**What is asked**
Look through the material below and give the number of lines holding "compressor", with no other words.

**The input**
--- BEGIN ---

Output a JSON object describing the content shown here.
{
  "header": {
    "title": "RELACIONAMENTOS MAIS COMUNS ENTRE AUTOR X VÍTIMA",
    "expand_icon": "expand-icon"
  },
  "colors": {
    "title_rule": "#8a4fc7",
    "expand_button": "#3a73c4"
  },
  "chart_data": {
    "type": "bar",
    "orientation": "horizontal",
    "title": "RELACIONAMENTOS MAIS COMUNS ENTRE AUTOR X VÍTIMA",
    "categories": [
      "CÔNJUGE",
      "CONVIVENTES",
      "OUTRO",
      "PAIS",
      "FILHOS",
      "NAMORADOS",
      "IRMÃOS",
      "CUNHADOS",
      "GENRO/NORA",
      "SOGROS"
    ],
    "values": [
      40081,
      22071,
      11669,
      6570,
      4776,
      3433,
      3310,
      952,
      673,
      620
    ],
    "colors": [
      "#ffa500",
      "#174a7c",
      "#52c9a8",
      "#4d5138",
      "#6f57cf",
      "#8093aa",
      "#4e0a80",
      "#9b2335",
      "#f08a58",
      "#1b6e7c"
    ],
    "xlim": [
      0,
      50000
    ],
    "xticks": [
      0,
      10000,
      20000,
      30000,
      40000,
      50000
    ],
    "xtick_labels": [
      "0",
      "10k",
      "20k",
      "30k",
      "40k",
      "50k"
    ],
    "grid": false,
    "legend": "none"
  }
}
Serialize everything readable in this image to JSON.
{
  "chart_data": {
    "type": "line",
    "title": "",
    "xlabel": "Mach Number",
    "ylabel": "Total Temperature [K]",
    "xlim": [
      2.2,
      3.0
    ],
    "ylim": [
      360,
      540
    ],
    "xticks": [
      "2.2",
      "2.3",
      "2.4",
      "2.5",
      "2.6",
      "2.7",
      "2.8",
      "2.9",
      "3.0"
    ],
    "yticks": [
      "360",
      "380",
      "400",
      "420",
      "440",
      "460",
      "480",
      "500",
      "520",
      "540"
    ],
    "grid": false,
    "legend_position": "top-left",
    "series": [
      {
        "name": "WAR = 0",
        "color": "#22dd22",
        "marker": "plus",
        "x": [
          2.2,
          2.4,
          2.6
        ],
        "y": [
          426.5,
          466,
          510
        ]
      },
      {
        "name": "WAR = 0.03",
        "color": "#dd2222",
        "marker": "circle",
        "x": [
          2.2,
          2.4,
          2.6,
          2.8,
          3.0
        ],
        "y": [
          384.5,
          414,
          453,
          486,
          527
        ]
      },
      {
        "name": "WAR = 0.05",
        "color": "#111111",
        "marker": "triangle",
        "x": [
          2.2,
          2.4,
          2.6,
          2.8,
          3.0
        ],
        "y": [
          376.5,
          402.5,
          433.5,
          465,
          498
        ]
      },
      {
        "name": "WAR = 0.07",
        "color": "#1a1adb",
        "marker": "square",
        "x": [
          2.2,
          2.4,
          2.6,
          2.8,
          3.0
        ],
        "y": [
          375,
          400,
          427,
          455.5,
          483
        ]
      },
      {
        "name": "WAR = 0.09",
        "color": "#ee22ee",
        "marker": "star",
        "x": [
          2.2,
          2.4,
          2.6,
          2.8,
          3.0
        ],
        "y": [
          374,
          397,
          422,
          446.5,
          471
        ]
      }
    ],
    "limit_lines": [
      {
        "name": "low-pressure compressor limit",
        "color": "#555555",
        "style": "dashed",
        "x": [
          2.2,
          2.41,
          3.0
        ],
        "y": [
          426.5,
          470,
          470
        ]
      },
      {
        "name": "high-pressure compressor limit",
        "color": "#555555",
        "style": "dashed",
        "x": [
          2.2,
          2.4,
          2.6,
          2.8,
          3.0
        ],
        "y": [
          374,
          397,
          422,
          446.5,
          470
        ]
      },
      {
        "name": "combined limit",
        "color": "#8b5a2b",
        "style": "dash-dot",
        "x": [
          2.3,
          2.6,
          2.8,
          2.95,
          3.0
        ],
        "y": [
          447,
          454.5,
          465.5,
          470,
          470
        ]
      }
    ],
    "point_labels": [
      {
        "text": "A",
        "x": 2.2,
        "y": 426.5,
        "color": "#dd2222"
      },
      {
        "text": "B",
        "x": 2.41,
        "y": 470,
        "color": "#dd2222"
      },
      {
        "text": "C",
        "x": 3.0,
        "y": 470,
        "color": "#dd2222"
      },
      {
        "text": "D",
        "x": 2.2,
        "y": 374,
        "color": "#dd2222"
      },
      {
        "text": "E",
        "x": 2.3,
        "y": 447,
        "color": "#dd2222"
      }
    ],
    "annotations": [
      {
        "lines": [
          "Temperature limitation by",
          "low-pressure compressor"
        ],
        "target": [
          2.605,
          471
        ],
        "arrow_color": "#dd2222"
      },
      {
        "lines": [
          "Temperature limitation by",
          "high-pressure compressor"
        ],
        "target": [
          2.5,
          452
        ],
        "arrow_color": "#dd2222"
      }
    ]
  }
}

--- END ---

**In response**
4